## Brief A
Please quote the call for papers on the British short story cycle word for word, from "CFP The British" to "University (Mainz, Germany)".
## Brief B
Write the next part of the conference call for papers on the British short story cycle, picking up after its last line.

## Extract provided
········

CFP The British Short Story Cycle

CONSTRUCTING COHERENCE IN THE BRITISH SHORT STORY CYCLE

15-16 October 2015

Johannes Gutenberg University (Mainz, Germany)

Patrick Alasdair Gill (Mainz) and Florian Kläger (Würzburg)

While the American short story cycle has recently been the object of extensive critical discussion, the same can hardly be said of its British counterpart. Still, thematically unified short story cycles would appear to constitute an established feature of the British literary landscape: recent specimens include Graham Swift’s Learning to Swim, Salman Rushdie’s East, West, Julian Barnes’s Cross Channel, Adam Thorpe’s Shifts, Sara Maitland’s Moss Witch, A. L. Kennedy’s What Becomes, and Kazuo Ishiguro’s Nocturnes. By reference to these and other British examples of the form, this conference aims to explore the generic characteristics of the short story cycle alongside and against those of the novel and the short story collection, pursuing questions such as:

  •  What are specific effects of a story cycle’s coherence as against that of a novel on one end of the spectrum and a story collection/compilation on the other?
  •  How can the construction of coherence in the short story cycle be situated generically vis-à-vis other narrative cycles (e.g., in television, film, comics, web videos, etc.)?

········

## Records supplied
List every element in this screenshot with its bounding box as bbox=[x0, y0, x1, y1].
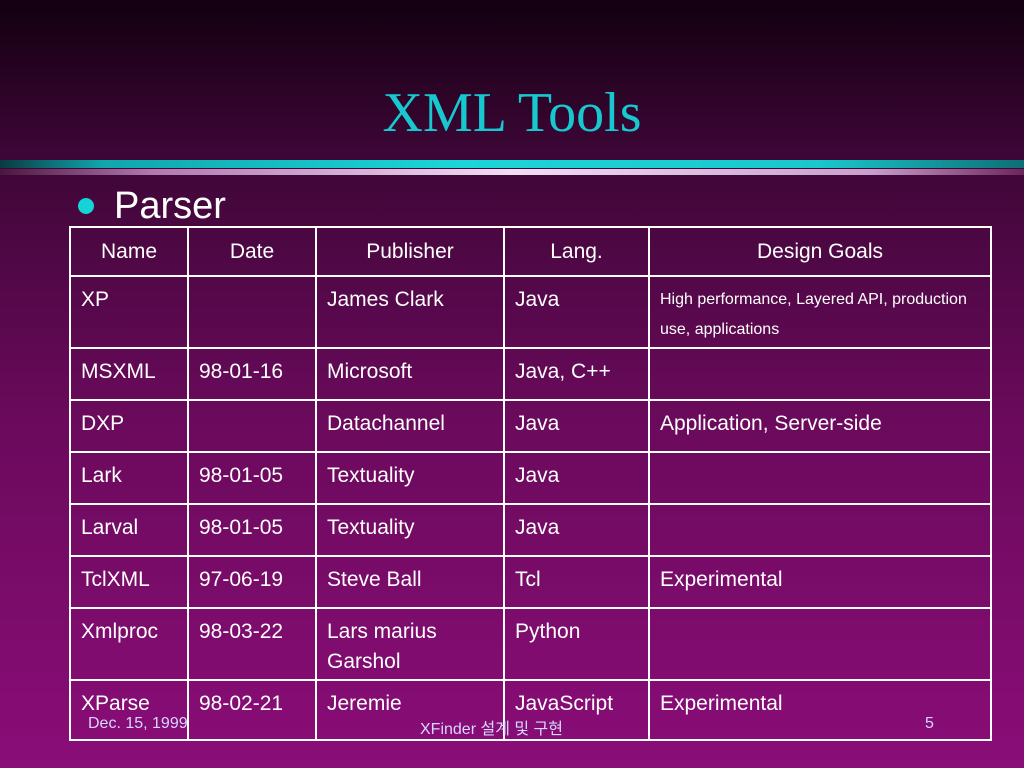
table-row-larval: Larval 98-01-05 Textuality Java bbox=[69, 503, 992, 557]
cell-date bbox=[187, 399, 317, 453]
header-lang: Lang. bbox=[503, 226, 650, 277]
cell-name: XP bbox=[69, 275, 189, 349]
header-name: Name bbox=[69, 226, 189, 277]
table-row-xmlproc: Xmlproc 98-03-22 Lars marius Garshol Pyt… bbox=[69, 607, 992, 681]
cell-date: 98-01-05 bbox=[187, 503, 317, 557]
cell-lang: Java bbox=[503, 399, 650, 453]
footer-date: Dec. 15, 1999 bbox=[88, 715, 188, 732]
cell-name: Xmlproc bbox=[69, 607, 189, 681]
cell-date: 98-03-22 bbox=[187, 607, 317, 681]
header-date: Date bbox=[187, 226, 317, 277]
bullet-icon bbox=[78, 198, 94, 214]
table-row-msxml: MSXML 98-01-16 Microsoft Java, C++ bbox=[69, 347, 992, 401]
cell-publisher: Steve Ball bbox=[315, 555, 505, 609]
cell-name: TclXML bbox=[69, 555, 189, 609]
bullet-row: Parser bbox=[78, 182, 226, 230]
cell-publisher: Microsoft bbox=[315, 347, 505, 401]
cell-design-goals bbox=[648, 347, 992, 401]
cell-lang: Java bbox=[503, 275, 650, 349]
footer: Dec. 15, 1999 XFinder 설계 및 구현 5 bbox=[0, 715, 1024, 739]
slide-title: XML Tools bbox=[382, 82, 642, 144]
title-divider-cyan bbox=[0, 160, 1024, 168]
cell-name: Lark bbox=[69, 451, 189, 505]
cell-design-goals bbox=[648, 451, 992, 505]
cell-design-goals: Experimental bbox=[648, 555, 992, 609]
cell-date: 98-01-16 bbox=[187, 347, 317, 401]
cell-publisher: James Clark bbox=[315, 275, 505, 349]
cell-publisher: Textuality bbox=[315, 451, 505, 505]
table-row-tclxml: TclXML 97-06-19 Steve Ball Tcl Experimen… bbox=[69, 555, 992, 609]
title-divider-pink bbox=[0, 169, 1024, 175]
table-row-xp: XP James Clark Java High performance, La… bbox=[69, 275, 992, 349]
table-header-row: Name Date Publisher Lang. Design Goals bbox=[69, 226, 992, 277]
cell-lang: Java bbox=[503, 451, 650, 505]
table-row-dxp: DXP Datachannel Java Application, Server… bbox=[69, 399, 992, 453]
cell-name: MSXML bbox=[69, 347, 189, 401]
footer-title: XFinder 설계 및 구현 bbox=[420, 721, 563, 738]
cell-lang: Java bbox=[503, 503, 650, 557]
cell-name: Larval bbox=[69, 503, 189, 557]
header-design-goals: Design Goals bbox=[648, 226, 992, 277]
parser-table: Name Date Publisher Lang. Design Goals X… bbox=[69, 226, 992, 741]
cell-design-goals bbox=[648, 607, 992, 681]
cell-publisher: Datachannel bbox=[315, 399, 505, 453]
cell-design-goals: High performance, Layered API, productio… bbox=[648, 275, 992, 349]
cell-publisher: Textuality bbox=[315, 503, 505, 557]
header-publisher: Publisher bbox=[315, 226, 505, 277]
cell-design-goals: Application, Server-side bbox=[648, 399, 992, 453]
cell-design-goals bbox=[648, 503, 992, 557]
cell-lang: Tcl bbox=[503, 555, 650, 609]
cell-date bbox=[187, 275, 317, 349]
cell-publisher: Lars marius Garshol bbox=[315, 607, 505, 681]
cell-name: DXP bbox=[69, 399, 189, 453]
cell-date: 98-01-05 bbox=[187, 451, 317, 505]
cell-lang: Python bbox=[503, 607, 650, 681]
bullet-text: Parser bbox=[114, 185, 226, 227]
cell-lang: Java, C++ bbox=[503, 347, 650, 401]
cell-date: 97-06-19 bbox=[187, 555, 317, 609]
footer-page-number: 5 bbox=[925, 715, 934, 732]
table-row-lark: Lark 98-01-05 Textuality Java bbox=[69, 451, 992, 505]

········

## Result A
CFP The British Short Story Cycle

CONSTRUCTING COHERENCE IN THE BRITISH SHORT STORY CYCLE

15-16 October 2015

Johannes Gutenberg University (Mainz, Germany)

## Result B
  •  How do readers participate in the production of such coherence? Does reader participation in the short story cycle differ qualitatively from the creation of coherence in other genres?
  •  What aspects, other than recurrent themes or characters, can serve as agents of coherence?
  •  If the cycle relies on recurrent themes and characters, how is their function enhanced by use in a story cycle rather than a novel or other longer narrative genres?
  •  What insights are to be gained from comparisons between the short story cycle in the British Isles and in other literatures?
  •  What are forms and functions of paratextual features in short story cycles?
  •  Which economic or other material aspects have (had) a decisive impact on the development of the genre in Britain?

We invite twenty-minute papers on these or related questions. Please send a 250-word abstract along with your institutional affiliation and a short biographical blurb to <patrick.gill@uni-mainz.de> and <florian.klaeger@uni-wuerzburg.de> before the 15th of May.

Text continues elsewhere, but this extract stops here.